- Work to complete -
Go through the records and give each one again exactly.

- Recorded information -
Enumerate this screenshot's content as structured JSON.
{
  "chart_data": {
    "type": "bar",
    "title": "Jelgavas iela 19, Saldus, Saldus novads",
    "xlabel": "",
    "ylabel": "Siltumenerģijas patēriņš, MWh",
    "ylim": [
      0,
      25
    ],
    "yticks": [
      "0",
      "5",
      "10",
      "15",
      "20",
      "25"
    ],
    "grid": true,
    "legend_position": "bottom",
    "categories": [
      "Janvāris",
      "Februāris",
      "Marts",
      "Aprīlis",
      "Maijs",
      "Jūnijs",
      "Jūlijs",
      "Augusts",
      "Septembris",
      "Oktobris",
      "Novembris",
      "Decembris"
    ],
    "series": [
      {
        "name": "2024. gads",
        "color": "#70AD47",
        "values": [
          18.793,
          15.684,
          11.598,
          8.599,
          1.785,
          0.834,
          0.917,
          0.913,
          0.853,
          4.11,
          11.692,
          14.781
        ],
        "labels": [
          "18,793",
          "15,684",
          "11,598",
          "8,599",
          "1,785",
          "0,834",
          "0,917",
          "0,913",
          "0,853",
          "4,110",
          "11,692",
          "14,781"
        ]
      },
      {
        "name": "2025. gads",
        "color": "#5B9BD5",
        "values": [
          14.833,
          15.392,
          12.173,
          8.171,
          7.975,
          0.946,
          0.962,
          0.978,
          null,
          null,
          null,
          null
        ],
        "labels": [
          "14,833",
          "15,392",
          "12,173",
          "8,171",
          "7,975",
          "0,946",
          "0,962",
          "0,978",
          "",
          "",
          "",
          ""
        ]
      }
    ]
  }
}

- Final result -
Enumerate this screenshot's content as structured JSON.
{
  "chart_data": {
    "type": "bar",
    "title": "Jelgavas iela 19, Saldus, Saldus novads",
    "xlabel": "",
    "ylabel": "Siltumenerģijas patēriņš, MWh",
    "ylim": [
      0,
      25
    ],
    "yticks": [
      "0",
      "5",
      "10",
      "15",
      "20",
      "25"
    ],
    "grid": true,
    "legend_position": "bottom",
    "categories": [
      "Janvāris",
      "Februāris",
      "Marts",
      "Aprīlis",
      "Maijs",
      "Jūnijs",
      "Jūlijs",
      "Augusts",
      "Septembris",
      "Oktobris",
      "Novembris",
      "Decembris"
    ],
    "series": [
      {
        "name": "2024. gads",
        "color": "#70AD47",
        "values": [
          18.793,
          15.684,
          11.598,
          8.599,
          1.785,
          0.834,
          0.917,
          0.913,
          0.853,
          4.11,
          11.692,
          14.781
        ],
        "labels": [
          "18,793",
          "15,684",
          "11,598",
          "8,599",
          "1,785",
          "0,834",
          "0,917",
          "0,913",
          "0,853",
          "4,110",
          "11,692",
          "14,781"
        ]
      },
      {
        "name": "2025. gads",
        "color": "#5B9BD5",
        "values": [
          14.833,
          15.392,
          12.173,
          8.171,
          7.975,
          0.946,
          0.962,
          0.978,
          null,
          null,
          null,
          null
        ],
        "labels": [
          "14,833",
          "15,392",
          "12,173",
          "8,171",
          "7,975",
          "0,946",
          "0,962",
          "0,978",
          "",
          "",
          "",
          ""
        ]
      }
    ]
  }
}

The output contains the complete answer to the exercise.